Restate the data below word for word. Skip any images it contains.

== == ==

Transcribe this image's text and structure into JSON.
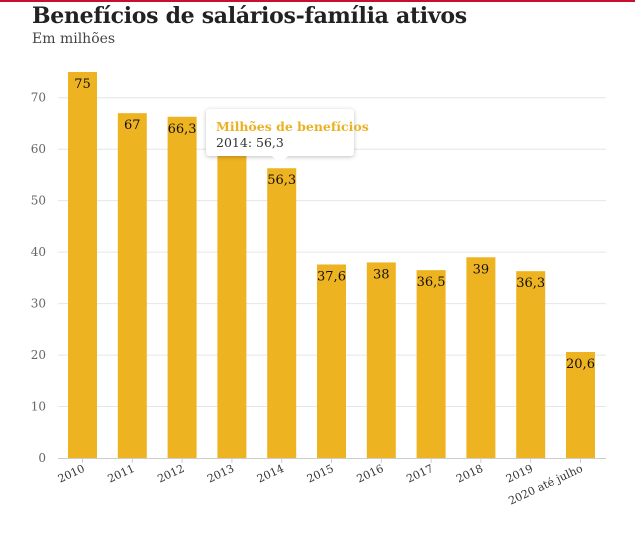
{
  "chart_data": {
    "type": "bar",
    "title": "Benefícios de salários-família ativos",
    "subtitle": "Em milhões",
    "categories": [
      "2010",
      "2011",
      "2012",
      "2013",
      "2014",
      "2015",
      "2016",
      "2017",
      "2018",
      "2019",
      "2020 até julho"
    ],
    "values": [
      75,
      67,
      66.3,
      59.5,
      56.3,
      37.6,
      38,
      36.5,
      39,
      36.3,
      20.6
    ],
    "data_labels": [
      "75",
      "67",
      "66,3",
      "",
      "56,3",
      "37,6",
      "38",
      "36,5",
      "39",
      "36,3",
      "20,6"
    ],
    "ylim": [
      0,
      75
    ],
    "yticks": [
      "0",
      "10",
      "20",
      "30",
      "40",
      "50",
      "60",
      "70"
    ],
    "xlabel": "",
    "ylabel": "",
    "grid": true,
    "colors": {
      "bar": "#eeb321",
      "grid": "#e6e6e6",
      "axis": "#cccccc",
      "tooltip_title": "#eab124"
    }
  },
  "tooltip": {
    "title": "Milhões de benefícios",
    "year": "2014",
    "value": "56,3"
  }
}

== == ==

Problem solution —
Transcribe this image's text and structure into JSON.
{
  "chart_data": {
    "type": "bar",
    "title": "Benefícios de salários-família ativos",
    "subtitle": "Em milhões",
    "categories": [
      "2010",
      "2011",
      "2012",
      "2013",
      "2014",
      "2015",
      "2016",
      "2017",
      "2018",
      "2019",
      "2020 até julho"
    ],
    "values": [
      75,
      67,
      66.3,
      59.5,
      56.3,
      37.6,
      38,
      36.5,
      39,
      36.3,
      20.6
    ],
    "data_labels": [
      "75",
      "67",
      "66,3",
      "",
      "56,3",
      "37,6",
      "38",
      "36,5",
      "39",
      "36,3",
      "20,6"
    ],
    "ylim": [
      0,
      75
    ],
    "yticks": [
      "0",
      "10",
      "20",
      "30",
      "40",
      "50",
      "60",
      "70"
    ],
    "xlabel": "",
    "ylabel": "",
    "grid": true,
    "colors": {
      "bar": "#eeb321",
      "grid": "#e6e6e6",
      "axis": "#cccccc",
      "tooltip_title": "#eab124"
    }
  },
  "tooltip": {
    "title": "Milhões de benefícios",
    "year": "2014",
    "value": "56,3"
  }
}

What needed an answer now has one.